* PROBLEM TO WORK ON: Output the material beneath this task exactly, images excluded.

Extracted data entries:
◆ ◆ ◆ ◆ ◆ ◆ ◆
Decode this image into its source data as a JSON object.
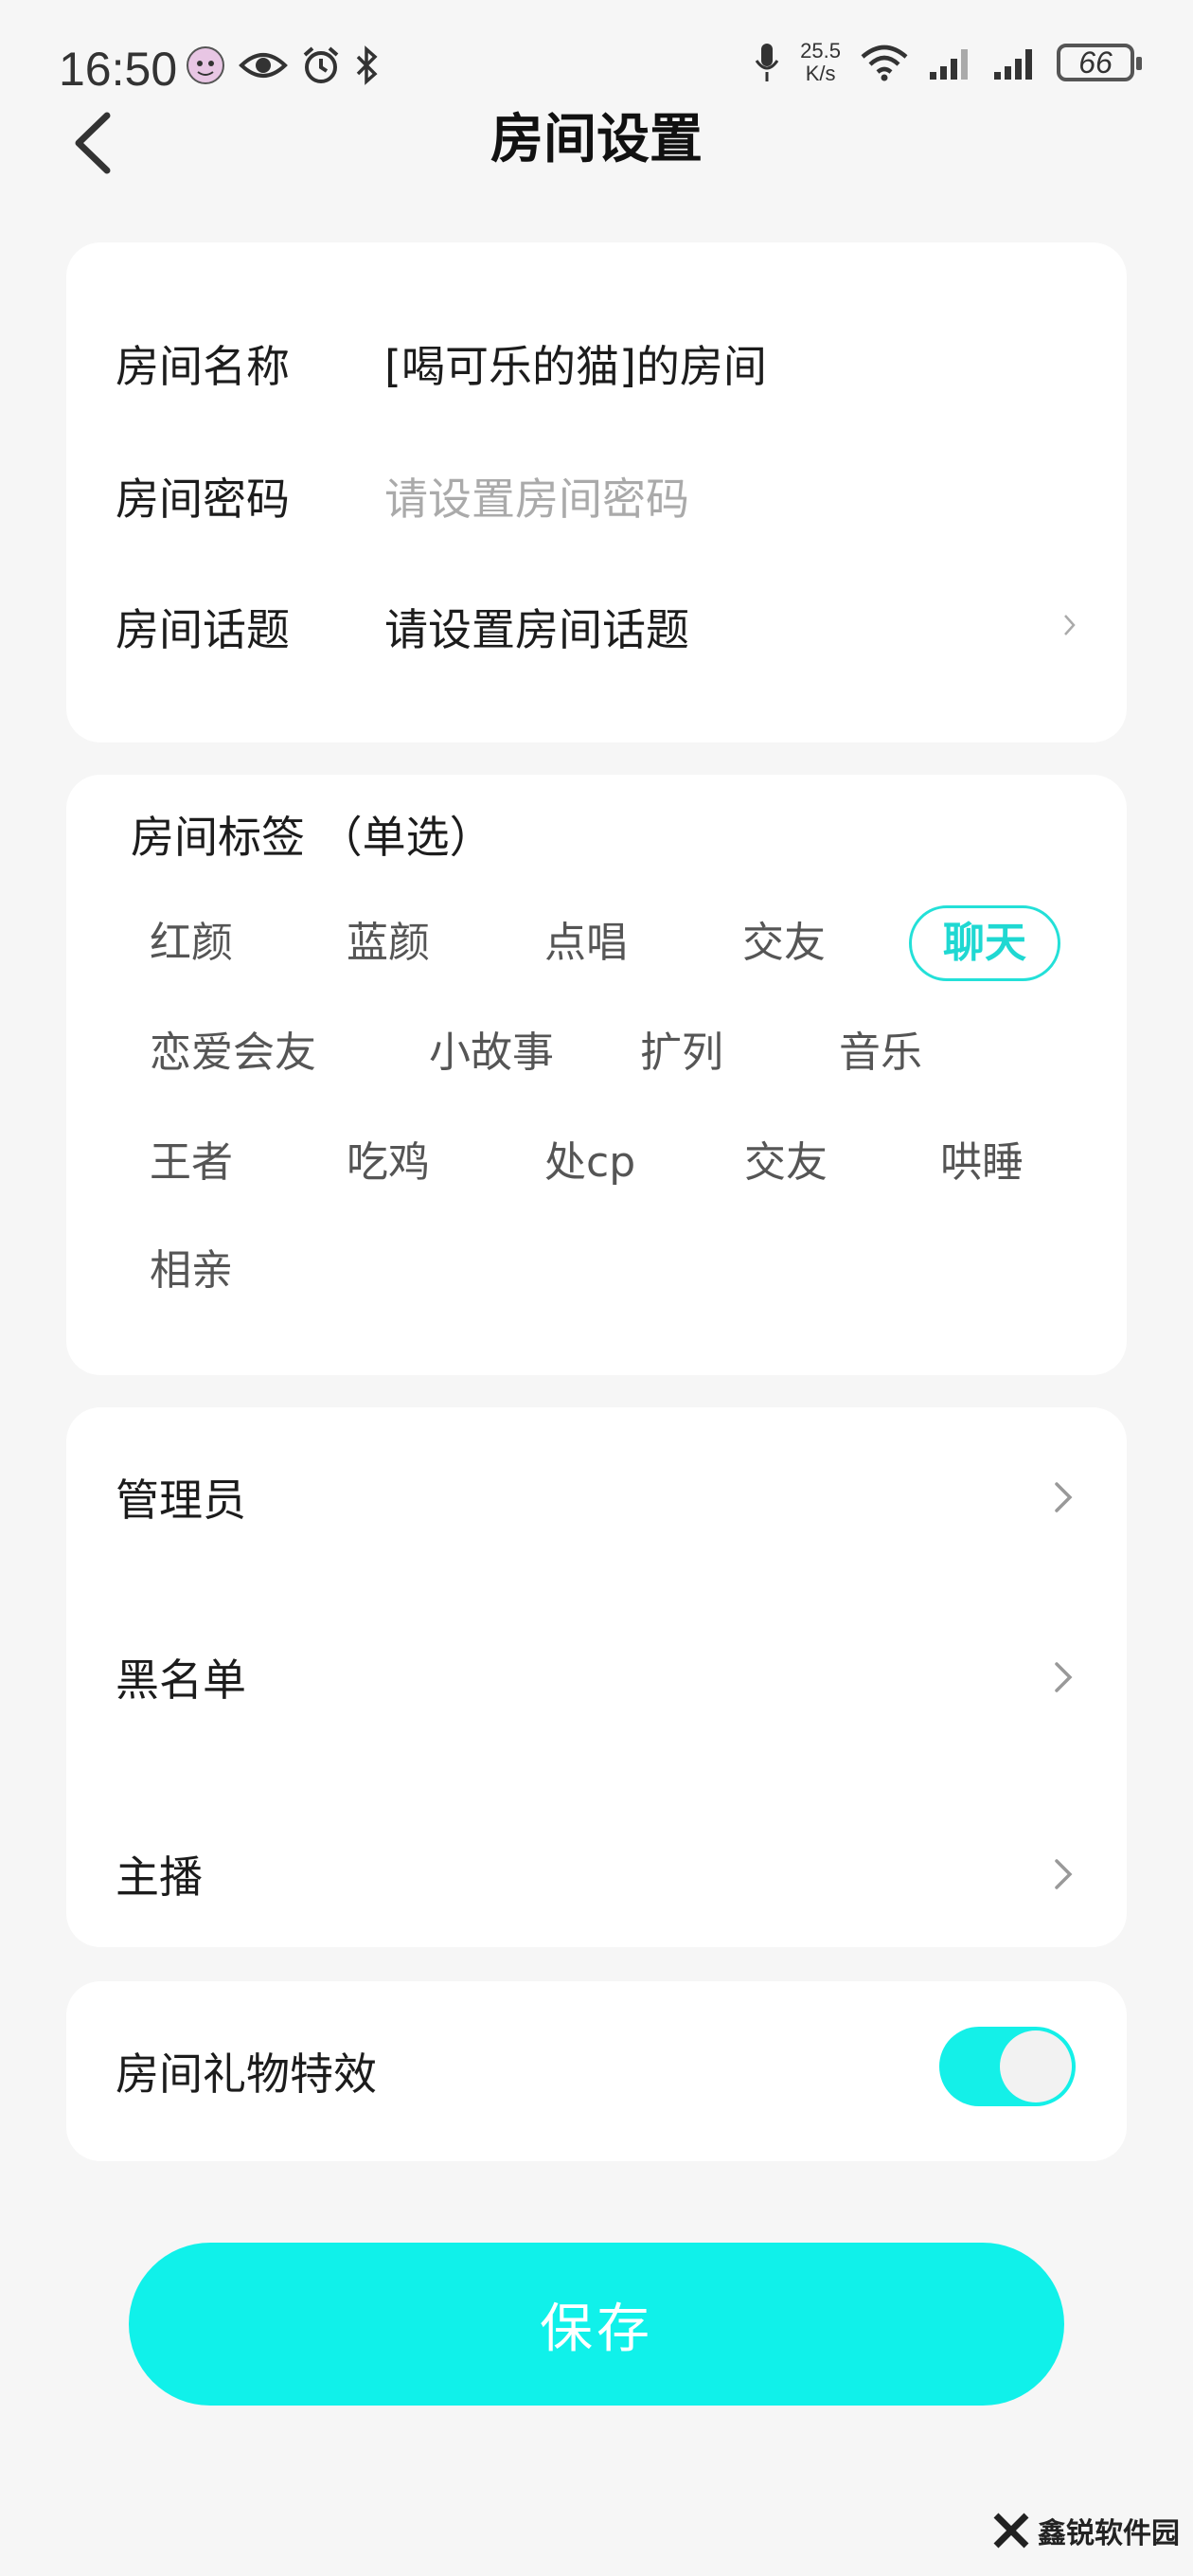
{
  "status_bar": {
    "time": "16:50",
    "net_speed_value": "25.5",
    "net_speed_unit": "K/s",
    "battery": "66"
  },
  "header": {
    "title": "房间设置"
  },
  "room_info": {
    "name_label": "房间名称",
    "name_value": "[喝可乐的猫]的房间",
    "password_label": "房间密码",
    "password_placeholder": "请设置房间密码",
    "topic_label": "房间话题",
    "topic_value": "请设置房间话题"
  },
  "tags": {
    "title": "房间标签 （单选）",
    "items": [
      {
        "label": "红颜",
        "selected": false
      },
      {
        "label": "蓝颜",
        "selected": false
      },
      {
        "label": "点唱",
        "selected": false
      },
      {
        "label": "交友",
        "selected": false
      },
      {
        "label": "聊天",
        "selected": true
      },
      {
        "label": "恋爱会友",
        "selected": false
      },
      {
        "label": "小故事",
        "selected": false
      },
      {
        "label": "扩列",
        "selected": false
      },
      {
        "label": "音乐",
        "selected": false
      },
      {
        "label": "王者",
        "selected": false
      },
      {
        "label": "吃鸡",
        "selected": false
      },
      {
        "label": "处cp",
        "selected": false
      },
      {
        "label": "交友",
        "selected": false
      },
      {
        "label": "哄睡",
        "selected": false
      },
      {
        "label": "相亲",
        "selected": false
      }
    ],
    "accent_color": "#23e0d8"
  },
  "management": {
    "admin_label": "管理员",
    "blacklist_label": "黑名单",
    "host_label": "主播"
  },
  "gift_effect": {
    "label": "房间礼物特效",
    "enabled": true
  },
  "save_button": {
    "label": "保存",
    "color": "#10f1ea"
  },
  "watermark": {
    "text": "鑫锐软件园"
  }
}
◆ ◆ ◆ ◆ ◆ ◆ ◆
* EXERCISE RESPONSE:
Decode this image into its source data as a JSON object.
{
  "status_bar": {
    "time": "16:50",
    "net_speed_value": "25.5",
    "net_speed_unit": "K/s",
    "battery": "66"
  },
  "header": {
    "title": "房间设置"
  },
  "room_info": {
    "name_label": "房间名称",
    "name_value": "[喝可乐的猫]的房间",
    "password_label": "房间密码",
    "password_placeholder": "请设置房间密码",
    "topic_label": "房间话题",
    "topic_value": "请设置房间话题"
  },
  "tags": {
    "title": "房间标签 （单选）",
    "items": [
      {
        "label": "红颜",
        "selected": false
      },
      {
        "label": "蓝颜",
        "selected": false
      },
      {
        "label": "点唱",
        "selected": false
      },
      {
        "label": "交友",
        "selected": false
      },
      {
        "label": "聊天",
        "selected": true
      },
      {
        "label": "恋爱会友",
        "selected": false
      },
      {
        "label": "小故事",
        "selected": false
      },
      {
        "label": "扩列",
        "selected": false
      },
      {
        "label": "音乐",
        "selected": false
      },
      {
        "label": "王者",
        "selected": false
      },
      {
        "label": "吃鸡",
        "selected": false
      },
      {
        "label": "处cp",
        "selected": false
      },
      {
        "label": "交友",
        "selected": false
      },
      {
        "label": "哄睡",
        "selected": false
      },
      {
        "label": "相亲",
        "selected": false
      }
    ],
    "accent_color": "#23e0d8"
  },
  "management": {
    "admin_label": "管理员",
    "blacklist_label": "黑名单",
    "host_label": "主播"
  },
  "gift_effect": {
    "label": "房间礼物特效",
    "enabled": true
  },
  "save_button": {
    "label": "保存",
    "color": "#10f1ea"
  },
  "watermark": {
    "text": "鑫锐软件园"
  }
}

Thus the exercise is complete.